Records about charts and figures:
▽

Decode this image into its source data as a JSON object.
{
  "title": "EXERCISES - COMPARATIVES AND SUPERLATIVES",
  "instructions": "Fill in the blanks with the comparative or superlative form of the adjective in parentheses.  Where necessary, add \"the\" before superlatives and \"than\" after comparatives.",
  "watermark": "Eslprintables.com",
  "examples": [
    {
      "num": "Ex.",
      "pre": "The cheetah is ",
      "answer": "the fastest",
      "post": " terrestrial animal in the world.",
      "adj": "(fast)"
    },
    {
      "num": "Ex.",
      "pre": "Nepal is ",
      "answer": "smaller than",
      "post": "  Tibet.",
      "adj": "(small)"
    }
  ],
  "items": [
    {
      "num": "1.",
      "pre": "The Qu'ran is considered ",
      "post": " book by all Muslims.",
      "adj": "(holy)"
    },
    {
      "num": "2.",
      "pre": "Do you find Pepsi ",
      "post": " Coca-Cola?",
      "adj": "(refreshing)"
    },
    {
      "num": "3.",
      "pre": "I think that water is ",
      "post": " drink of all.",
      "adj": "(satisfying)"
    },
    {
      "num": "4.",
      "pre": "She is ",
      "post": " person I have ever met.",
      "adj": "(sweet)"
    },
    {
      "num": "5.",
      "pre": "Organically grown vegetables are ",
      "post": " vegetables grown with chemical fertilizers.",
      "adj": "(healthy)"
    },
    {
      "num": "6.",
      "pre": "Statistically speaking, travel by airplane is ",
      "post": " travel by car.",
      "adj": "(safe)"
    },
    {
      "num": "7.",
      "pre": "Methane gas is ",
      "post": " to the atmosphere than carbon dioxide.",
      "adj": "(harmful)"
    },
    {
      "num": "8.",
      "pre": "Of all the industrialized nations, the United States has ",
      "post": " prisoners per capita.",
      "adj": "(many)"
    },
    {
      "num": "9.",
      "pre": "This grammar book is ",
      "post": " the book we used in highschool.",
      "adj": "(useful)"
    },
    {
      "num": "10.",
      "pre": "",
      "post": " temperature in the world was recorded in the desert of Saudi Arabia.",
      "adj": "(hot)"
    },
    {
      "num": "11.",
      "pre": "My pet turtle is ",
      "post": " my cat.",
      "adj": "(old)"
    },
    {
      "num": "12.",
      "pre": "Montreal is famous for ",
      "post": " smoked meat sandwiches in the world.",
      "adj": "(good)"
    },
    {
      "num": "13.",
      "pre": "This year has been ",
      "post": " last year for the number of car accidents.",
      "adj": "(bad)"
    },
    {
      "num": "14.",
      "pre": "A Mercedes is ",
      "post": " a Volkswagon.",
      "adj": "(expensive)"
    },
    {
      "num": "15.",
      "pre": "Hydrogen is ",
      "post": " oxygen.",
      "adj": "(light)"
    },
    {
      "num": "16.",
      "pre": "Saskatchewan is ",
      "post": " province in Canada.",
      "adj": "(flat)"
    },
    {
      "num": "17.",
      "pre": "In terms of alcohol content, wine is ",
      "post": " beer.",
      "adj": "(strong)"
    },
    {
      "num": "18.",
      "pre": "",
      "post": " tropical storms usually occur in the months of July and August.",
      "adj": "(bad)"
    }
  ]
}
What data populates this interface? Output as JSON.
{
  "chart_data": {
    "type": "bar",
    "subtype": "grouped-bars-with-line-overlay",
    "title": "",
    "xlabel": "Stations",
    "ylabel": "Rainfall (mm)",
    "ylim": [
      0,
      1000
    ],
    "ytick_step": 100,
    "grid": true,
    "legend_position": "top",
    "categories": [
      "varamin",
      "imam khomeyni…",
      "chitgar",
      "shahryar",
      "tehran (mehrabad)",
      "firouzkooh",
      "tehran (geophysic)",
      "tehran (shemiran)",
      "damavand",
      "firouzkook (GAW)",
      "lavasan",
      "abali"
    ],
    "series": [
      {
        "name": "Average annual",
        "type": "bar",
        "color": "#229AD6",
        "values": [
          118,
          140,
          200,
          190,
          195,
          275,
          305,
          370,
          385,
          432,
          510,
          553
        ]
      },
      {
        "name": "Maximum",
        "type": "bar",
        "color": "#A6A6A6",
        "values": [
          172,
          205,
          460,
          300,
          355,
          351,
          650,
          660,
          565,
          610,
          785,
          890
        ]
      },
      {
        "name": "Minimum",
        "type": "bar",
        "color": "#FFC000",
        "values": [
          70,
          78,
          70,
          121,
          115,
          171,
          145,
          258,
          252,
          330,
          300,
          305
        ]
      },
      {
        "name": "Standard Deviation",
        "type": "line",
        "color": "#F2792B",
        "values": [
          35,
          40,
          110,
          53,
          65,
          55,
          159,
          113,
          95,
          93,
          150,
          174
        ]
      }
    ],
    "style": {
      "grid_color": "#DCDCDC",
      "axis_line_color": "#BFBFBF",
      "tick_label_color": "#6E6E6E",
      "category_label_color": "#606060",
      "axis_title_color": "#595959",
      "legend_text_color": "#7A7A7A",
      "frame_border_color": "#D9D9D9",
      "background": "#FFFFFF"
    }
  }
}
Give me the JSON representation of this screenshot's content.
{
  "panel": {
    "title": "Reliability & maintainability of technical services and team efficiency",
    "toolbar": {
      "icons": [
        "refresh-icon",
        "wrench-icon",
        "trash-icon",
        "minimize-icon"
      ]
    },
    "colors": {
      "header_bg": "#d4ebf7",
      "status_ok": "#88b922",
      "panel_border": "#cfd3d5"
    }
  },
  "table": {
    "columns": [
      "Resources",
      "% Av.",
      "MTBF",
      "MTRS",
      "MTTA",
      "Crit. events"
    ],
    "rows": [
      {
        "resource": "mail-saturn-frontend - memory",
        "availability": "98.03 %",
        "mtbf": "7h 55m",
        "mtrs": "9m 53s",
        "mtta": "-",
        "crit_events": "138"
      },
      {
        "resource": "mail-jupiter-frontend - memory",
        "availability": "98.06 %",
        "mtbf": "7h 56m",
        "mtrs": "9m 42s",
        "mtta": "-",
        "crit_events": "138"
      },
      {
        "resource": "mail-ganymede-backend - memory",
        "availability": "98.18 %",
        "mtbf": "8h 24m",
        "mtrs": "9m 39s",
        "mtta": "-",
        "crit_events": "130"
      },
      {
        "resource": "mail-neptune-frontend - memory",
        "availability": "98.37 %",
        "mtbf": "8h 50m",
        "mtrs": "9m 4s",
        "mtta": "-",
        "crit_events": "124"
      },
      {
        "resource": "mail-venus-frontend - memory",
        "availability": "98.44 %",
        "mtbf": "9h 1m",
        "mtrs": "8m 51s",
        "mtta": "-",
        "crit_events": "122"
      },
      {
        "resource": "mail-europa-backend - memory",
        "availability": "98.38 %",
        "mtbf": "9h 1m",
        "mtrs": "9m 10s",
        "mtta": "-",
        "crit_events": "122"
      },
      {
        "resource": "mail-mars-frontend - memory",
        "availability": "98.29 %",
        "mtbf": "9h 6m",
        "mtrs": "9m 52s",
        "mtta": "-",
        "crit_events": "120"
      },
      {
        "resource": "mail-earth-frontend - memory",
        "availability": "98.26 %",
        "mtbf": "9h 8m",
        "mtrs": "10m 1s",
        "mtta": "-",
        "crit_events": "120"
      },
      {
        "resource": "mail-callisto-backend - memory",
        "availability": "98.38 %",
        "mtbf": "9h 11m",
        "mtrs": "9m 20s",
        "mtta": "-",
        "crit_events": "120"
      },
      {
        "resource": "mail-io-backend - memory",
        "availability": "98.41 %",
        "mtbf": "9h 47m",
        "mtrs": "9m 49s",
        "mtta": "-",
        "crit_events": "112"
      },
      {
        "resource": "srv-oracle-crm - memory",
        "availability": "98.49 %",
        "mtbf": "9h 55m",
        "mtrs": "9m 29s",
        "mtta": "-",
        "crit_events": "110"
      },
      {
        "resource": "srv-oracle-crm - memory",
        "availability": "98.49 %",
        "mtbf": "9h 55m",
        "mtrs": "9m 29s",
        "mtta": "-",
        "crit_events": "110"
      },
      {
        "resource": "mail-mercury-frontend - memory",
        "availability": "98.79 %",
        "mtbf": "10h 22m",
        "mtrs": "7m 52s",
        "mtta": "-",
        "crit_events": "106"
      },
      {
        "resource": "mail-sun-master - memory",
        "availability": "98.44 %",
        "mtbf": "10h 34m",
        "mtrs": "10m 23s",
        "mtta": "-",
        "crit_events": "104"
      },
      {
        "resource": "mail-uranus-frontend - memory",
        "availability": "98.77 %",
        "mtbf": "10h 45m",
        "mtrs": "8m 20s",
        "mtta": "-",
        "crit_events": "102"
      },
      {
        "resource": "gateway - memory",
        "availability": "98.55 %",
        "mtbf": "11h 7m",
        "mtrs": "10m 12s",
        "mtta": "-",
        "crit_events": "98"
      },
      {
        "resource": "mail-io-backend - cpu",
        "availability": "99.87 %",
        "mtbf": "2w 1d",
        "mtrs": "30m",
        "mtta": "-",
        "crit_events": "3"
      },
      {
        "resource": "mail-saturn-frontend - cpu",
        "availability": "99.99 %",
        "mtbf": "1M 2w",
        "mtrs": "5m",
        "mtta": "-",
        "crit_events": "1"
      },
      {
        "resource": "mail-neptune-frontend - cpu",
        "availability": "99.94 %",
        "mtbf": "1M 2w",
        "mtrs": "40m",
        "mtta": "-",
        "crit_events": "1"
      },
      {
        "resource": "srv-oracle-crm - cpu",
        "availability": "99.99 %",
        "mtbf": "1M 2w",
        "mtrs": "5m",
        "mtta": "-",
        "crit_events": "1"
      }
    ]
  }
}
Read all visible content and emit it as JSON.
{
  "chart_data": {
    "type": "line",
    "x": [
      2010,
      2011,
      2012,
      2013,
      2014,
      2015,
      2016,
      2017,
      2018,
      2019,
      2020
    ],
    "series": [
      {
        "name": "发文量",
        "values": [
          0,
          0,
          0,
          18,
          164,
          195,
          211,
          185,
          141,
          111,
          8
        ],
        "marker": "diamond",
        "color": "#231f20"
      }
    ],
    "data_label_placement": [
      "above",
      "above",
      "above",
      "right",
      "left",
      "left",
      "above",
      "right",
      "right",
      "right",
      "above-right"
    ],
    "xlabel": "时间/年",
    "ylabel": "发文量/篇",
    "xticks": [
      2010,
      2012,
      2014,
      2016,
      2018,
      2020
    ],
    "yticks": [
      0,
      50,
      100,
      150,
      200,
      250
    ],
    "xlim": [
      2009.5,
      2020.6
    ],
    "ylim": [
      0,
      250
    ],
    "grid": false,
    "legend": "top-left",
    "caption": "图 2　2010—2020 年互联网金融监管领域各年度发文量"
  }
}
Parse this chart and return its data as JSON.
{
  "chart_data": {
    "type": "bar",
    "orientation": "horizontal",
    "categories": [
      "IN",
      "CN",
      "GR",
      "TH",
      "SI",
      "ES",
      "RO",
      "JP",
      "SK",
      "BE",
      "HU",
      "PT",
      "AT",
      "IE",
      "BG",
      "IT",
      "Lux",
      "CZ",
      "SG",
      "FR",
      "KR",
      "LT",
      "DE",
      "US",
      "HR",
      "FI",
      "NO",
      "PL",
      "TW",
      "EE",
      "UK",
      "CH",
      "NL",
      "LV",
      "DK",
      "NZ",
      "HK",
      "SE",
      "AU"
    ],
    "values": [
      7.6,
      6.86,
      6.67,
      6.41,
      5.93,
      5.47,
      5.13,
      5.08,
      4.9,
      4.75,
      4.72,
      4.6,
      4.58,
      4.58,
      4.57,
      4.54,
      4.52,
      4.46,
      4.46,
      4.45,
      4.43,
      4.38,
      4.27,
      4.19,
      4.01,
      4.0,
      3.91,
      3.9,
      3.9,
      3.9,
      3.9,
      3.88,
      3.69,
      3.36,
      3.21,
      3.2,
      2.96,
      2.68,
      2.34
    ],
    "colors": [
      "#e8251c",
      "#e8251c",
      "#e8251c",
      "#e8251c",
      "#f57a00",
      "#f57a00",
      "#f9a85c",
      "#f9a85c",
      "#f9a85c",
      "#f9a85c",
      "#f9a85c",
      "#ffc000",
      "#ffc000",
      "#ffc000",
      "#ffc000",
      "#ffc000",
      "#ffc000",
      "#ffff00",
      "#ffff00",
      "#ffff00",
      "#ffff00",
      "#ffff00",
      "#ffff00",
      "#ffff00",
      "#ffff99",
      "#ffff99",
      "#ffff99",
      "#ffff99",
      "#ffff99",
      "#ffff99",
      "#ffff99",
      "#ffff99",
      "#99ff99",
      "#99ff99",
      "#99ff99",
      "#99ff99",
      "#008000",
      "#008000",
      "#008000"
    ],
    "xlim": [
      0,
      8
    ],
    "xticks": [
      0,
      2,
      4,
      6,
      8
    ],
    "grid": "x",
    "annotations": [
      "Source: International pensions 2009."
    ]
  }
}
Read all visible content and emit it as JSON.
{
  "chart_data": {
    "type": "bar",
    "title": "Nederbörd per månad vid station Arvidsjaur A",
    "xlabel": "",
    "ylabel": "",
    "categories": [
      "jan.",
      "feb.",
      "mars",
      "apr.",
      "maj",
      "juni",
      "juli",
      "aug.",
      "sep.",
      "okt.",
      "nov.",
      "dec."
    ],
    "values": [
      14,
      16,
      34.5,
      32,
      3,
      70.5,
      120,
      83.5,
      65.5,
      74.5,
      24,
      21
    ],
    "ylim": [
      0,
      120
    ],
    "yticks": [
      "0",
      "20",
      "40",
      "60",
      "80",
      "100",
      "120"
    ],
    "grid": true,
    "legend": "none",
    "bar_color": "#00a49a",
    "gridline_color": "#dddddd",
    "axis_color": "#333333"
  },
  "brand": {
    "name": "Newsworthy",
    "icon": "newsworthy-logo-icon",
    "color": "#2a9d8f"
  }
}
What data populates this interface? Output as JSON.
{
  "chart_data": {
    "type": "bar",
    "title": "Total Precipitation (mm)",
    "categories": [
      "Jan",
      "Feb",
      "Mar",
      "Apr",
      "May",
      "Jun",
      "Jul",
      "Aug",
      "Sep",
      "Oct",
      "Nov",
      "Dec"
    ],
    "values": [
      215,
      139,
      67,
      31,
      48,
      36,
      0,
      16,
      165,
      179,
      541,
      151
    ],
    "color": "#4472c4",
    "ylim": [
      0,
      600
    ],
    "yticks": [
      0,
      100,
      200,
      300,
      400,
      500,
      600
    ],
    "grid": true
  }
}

△

In the listing above, find the lines holding the word "grown" and copy them.

#### [SOLVED EXERCISE]
      "pre": "Organically grown vegetables are ",
      "post": " vegetables grown with chemical fertilizers.",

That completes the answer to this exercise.